▶ **RECORD SET**:
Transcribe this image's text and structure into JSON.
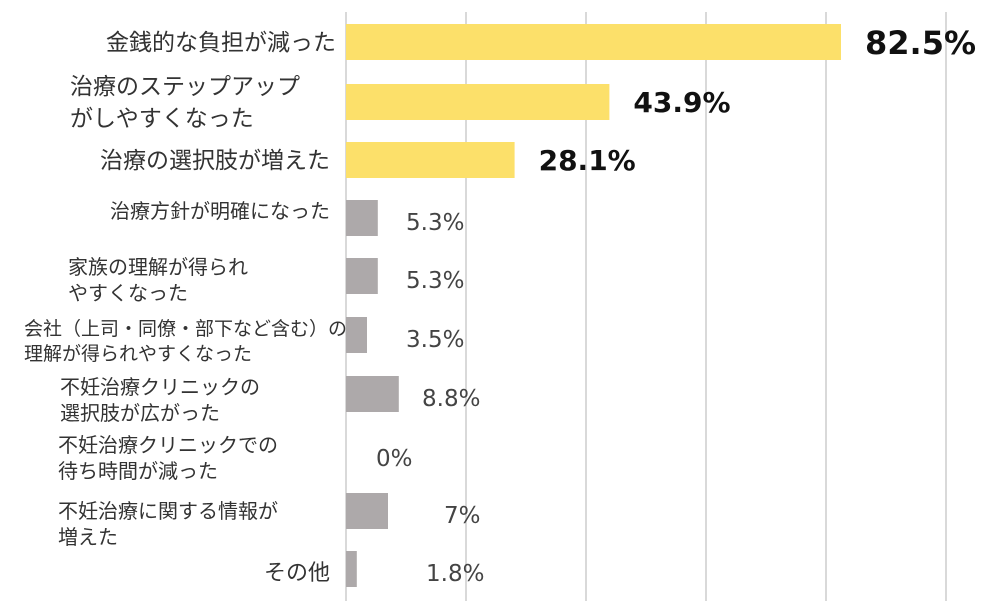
{
  "chart_data": {
    "type": "bar",
    "orientation": "horizontal",
    "title": "",
    "xlabel": "",
    "ylabel": "",
    "xlim": [
      0,
      100
    ],
    "grid": true,
    "legend": "none",
    "categories": [
      [
        "金銭的な負担が減った"
      ],
      [
        "治療のステップアップ",
        "がしやすくなった"
      ],
      [
        "治療の選択肢が増えた"
      ],
      [
        "治療方針が明確になった"
      ],
      [
        "家族の理解が得られ",
        "やすくなった"
      ],
      [
        "会社（上司・同僚・部下など含む）の",
        "理解が得られやすくなった"
      ],
      [
        "不妊治療クリニックの",
        "選択肢が広がった"
      ],
      [
        "不妊治療クリニックでの",
        "待ち時間が減った"
      ],
      [
        "不妊治療に関する情報が",
        "増えた"
      ],
      [
        "その他"
      ]
    ],
    "values": [
      82.5,
      43.9,
      28.1,
      5.3,
      5.3,
      3.5,
      8.8,
      0,
      7,
      1.8
    ],
    "value_labels": [
      "82.5%",
      "43.9%",
      "28.1%",
      "5.3%",
      "5.3%",
      "3.5%",
      "8.8%",
      "0%",
      "7%",
      "1.8%"
    ],
    "highlight_count": 3,
    "colors": {
      "highlight": "#FCE06A",
      "normal": "#ADA9AA",
      "grid": "#D9D9D9",
      "highlight_text": "#111111",
      "normal_text": "#444444"
    }
  }
}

▶ **REQUEST**: Print each line of the material above exactly, with the pictures removed from your copy.

▶ **CORRECT RESPONSE**:
Transcribe this image's text and structure into JSON.
{
  "chart_data": {
    "type": "bar",
    "orientation": "horizontal",
    "title": "",
    "xlabel": "",
    "ylabel": "",
    "xlim": [
      0,
      100
    ],
    "grid": true,
    "legend": "none",
    "categories": [
      [
        "金銭的な負担が減った"
      ],
      [
        "治療のステップアップ",
        "がしやすくなった"
      ],
      [
        "治療の選択肢が増えた"
      ],
      [
        "治療方針が明確になった"
      ],
      [
        "家族の理解が得られ",
        "やすくなった"
      ],
      [
        "会社（上司・同僚・部下など含む）の",
        "理解が得られやすくなった"
      ],
      [
        "不妊治療クリニックの",
        "選択肢が広がった"
      ],
      [
        "不妊治療クリニックでの",
        "待ち時間が減った"
      ],
      [
        "不妊治療に関する情報が",
        "増えた"
      ],
      [
        "その他"
      ]
    ],
    "values": [
      82.5,
      43.9,
      28.1,
      5.3,
      5.3,
      3.5,
      8.8,
      0,
      7,
      1.8
    ],
    "value_labels": [
      "82.5%",
      "43.9%",
      "28.1%",
      "5.3%",
      "5.3%",
      "3.5%",
      "8.8%",
      "0%",
      "7%",
      "1.8%"
    ],
    "highlight_count": 3,
    "colors": {
      "highlight": "#FCE06A",
      "normal": "#ADA9AA",
      "grid": "#D9D9D9",
      "highlight_text": "#111111",
      "normal_text": "#444444"
    }
  }
}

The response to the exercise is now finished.